__Directions for this task__:
Gather every line of the entries that includes the word "name".

Extracted data entries
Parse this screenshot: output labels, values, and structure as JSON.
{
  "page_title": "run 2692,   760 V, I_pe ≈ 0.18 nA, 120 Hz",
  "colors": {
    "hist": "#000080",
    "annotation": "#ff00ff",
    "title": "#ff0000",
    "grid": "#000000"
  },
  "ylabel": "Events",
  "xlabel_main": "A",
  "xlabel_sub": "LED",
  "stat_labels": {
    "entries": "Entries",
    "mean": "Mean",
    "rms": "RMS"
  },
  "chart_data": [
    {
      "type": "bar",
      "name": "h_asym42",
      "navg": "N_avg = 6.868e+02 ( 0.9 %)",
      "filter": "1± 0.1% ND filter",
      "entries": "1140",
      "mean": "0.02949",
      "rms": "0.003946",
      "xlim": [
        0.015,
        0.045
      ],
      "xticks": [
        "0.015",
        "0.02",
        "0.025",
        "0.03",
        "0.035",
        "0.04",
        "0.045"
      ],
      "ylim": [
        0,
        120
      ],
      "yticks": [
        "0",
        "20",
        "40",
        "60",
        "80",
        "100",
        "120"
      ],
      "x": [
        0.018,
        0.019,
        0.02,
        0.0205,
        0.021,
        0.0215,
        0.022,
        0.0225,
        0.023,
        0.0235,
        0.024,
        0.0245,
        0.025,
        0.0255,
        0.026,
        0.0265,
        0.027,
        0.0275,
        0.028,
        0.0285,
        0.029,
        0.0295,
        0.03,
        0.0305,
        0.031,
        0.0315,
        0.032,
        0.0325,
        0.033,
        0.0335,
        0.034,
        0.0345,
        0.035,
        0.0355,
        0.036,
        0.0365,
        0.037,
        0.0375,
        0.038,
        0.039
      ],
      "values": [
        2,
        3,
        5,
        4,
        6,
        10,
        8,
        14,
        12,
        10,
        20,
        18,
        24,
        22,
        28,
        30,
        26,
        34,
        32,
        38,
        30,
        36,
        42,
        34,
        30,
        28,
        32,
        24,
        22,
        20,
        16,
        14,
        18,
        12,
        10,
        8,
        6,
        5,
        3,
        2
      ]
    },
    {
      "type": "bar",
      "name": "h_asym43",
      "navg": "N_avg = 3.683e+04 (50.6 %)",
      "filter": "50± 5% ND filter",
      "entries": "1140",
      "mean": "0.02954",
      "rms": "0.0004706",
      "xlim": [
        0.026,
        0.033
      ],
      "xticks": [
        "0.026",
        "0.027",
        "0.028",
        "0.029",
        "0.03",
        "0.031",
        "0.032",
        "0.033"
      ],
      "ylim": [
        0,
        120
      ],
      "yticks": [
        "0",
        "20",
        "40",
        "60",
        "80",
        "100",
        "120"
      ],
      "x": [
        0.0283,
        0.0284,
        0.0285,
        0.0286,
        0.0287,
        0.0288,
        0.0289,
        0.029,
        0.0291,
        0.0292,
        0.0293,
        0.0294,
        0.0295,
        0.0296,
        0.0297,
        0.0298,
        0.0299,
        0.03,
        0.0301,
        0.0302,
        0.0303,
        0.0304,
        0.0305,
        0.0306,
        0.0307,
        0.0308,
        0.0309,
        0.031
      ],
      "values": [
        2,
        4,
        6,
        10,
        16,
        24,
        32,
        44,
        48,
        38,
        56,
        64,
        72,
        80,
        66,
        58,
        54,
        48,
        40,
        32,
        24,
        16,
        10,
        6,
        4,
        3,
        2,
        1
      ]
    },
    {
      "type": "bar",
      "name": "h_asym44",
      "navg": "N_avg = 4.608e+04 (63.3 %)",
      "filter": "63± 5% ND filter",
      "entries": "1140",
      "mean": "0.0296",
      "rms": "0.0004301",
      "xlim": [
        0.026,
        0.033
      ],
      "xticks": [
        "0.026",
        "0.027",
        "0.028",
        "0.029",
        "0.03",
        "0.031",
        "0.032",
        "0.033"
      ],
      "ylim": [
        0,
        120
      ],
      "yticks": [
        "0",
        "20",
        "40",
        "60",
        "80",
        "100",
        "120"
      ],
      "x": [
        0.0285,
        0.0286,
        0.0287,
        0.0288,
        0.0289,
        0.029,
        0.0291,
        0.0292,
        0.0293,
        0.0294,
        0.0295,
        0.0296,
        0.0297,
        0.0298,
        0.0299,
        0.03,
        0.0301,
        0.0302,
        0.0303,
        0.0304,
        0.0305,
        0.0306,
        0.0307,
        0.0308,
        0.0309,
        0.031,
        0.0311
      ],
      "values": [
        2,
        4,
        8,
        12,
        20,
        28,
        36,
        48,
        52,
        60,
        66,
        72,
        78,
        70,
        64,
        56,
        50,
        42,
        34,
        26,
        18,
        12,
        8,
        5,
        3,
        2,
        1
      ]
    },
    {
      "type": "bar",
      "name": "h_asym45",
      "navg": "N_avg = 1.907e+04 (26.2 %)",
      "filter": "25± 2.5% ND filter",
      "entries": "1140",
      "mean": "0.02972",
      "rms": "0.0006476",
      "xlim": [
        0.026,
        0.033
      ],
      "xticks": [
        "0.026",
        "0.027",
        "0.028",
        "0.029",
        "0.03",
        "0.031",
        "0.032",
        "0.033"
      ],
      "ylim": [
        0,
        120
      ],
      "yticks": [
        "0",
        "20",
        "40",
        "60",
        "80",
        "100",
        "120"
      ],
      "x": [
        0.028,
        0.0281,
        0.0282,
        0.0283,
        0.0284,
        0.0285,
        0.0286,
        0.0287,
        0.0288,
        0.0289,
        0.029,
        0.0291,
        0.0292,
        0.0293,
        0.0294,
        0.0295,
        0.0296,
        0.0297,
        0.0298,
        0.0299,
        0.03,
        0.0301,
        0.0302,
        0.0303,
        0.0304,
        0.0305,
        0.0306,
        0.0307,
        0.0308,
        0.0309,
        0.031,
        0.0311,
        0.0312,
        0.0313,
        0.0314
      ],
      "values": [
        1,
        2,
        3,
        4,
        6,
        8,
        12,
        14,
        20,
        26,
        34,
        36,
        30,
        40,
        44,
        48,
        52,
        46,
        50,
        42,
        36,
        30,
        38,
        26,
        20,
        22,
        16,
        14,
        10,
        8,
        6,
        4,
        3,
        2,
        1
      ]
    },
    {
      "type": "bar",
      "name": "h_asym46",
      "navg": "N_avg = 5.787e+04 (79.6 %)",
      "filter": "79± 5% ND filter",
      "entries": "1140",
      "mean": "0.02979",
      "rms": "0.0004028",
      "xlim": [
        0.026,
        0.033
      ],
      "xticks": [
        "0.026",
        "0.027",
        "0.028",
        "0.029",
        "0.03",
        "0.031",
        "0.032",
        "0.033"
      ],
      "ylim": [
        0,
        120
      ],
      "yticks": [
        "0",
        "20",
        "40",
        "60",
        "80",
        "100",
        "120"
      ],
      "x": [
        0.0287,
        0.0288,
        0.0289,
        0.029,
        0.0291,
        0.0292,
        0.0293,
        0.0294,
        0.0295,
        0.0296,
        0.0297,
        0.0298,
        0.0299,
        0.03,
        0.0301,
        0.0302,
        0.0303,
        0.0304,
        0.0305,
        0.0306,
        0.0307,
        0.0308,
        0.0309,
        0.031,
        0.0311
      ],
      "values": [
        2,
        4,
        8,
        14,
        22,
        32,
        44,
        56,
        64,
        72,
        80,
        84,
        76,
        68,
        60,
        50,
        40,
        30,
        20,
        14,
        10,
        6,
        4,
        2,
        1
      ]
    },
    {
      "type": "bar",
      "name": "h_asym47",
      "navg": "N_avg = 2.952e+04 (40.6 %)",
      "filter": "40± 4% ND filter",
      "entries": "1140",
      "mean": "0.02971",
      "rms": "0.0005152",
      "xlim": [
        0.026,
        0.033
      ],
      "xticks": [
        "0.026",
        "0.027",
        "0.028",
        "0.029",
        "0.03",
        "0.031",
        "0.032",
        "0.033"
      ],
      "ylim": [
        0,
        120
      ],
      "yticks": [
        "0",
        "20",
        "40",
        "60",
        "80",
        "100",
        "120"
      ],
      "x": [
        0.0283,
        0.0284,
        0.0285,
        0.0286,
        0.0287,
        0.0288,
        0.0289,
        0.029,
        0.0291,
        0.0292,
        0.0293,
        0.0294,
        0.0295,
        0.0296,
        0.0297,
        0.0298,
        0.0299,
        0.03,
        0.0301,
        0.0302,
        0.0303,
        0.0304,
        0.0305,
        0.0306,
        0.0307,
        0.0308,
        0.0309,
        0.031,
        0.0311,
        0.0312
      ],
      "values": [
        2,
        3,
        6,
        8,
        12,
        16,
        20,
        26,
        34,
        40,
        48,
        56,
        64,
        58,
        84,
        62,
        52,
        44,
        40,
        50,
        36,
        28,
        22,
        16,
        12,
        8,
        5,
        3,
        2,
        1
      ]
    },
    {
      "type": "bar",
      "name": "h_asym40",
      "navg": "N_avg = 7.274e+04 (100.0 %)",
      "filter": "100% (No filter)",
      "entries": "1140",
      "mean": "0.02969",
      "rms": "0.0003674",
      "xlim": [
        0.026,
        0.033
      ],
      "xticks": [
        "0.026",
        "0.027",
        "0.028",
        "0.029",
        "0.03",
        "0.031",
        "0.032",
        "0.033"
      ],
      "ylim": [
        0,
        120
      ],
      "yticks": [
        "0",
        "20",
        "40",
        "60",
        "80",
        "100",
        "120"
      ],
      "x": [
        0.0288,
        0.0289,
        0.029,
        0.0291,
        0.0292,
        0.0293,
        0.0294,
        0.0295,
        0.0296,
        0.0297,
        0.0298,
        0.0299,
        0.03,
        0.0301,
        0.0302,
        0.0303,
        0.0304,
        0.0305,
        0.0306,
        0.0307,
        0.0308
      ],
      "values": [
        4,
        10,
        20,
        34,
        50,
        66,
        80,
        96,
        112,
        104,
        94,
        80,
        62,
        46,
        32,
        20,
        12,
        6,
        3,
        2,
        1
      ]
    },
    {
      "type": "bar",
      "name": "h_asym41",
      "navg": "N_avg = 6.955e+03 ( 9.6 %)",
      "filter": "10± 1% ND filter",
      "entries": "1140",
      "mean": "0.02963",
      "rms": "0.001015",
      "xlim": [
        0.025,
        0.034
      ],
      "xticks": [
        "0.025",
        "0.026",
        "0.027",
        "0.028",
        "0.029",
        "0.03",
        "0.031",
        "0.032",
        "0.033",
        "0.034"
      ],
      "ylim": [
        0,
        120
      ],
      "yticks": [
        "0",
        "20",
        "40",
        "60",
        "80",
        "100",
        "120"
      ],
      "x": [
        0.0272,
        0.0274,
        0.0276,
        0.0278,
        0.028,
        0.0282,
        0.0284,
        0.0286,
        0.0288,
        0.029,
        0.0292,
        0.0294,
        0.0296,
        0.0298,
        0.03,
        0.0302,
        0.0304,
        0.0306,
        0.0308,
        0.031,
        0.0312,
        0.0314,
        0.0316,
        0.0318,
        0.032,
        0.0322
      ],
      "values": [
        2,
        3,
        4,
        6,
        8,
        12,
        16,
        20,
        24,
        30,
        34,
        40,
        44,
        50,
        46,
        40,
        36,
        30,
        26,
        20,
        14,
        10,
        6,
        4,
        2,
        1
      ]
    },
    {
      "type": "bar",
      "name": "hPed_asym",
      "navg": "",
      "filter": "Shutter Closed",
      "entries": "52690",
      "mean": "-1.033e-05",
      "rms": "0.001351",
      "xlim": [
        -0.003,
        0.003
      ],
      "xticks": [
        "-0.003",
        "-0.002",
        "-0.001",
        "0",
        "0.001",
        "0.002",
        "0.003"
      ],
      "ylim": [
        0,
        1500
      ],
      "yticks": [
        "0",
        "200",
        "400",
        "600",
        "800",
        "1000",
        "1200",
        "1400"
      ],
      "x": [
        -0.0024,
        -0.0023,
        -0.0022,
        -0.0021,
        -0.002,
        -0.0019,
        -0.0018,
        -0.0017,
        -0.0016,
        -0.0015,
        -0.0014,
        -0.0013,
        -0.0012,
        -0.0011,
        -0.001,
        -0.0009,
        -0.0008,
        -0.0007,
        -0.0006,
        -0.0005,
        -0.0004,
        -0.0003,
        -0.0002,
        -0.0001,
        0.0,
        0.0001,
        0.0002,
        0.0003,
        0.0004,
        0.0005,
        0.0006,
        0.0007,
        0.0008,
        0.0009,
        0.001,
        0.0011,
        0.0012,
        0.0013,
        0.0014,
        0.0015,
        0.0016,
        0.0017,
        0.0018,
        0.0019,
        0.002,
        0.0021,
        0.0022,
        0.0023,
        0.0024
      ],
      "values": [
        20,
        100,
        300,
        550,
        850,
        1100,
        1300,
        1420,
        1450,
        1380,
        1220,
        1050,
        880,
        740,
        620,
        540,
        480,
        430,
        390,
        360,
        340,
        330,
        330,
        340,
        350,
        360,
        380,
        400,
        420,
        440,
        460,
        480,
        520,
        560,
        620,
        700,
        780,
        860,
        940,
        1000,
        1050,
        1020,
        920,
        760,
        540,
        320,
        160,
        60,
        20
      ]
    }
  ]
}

__Solved exercise__:
      "name": "h_asym42",
      "name": "h_asym43",
      "name": "h_asym44",
      "name": "h_asym45",
      "name": "h_asym46",
      "name": "h_asym47",
      "name": "h_asym40",
      "name": "h_asym41",
      "name": "hPed_asym",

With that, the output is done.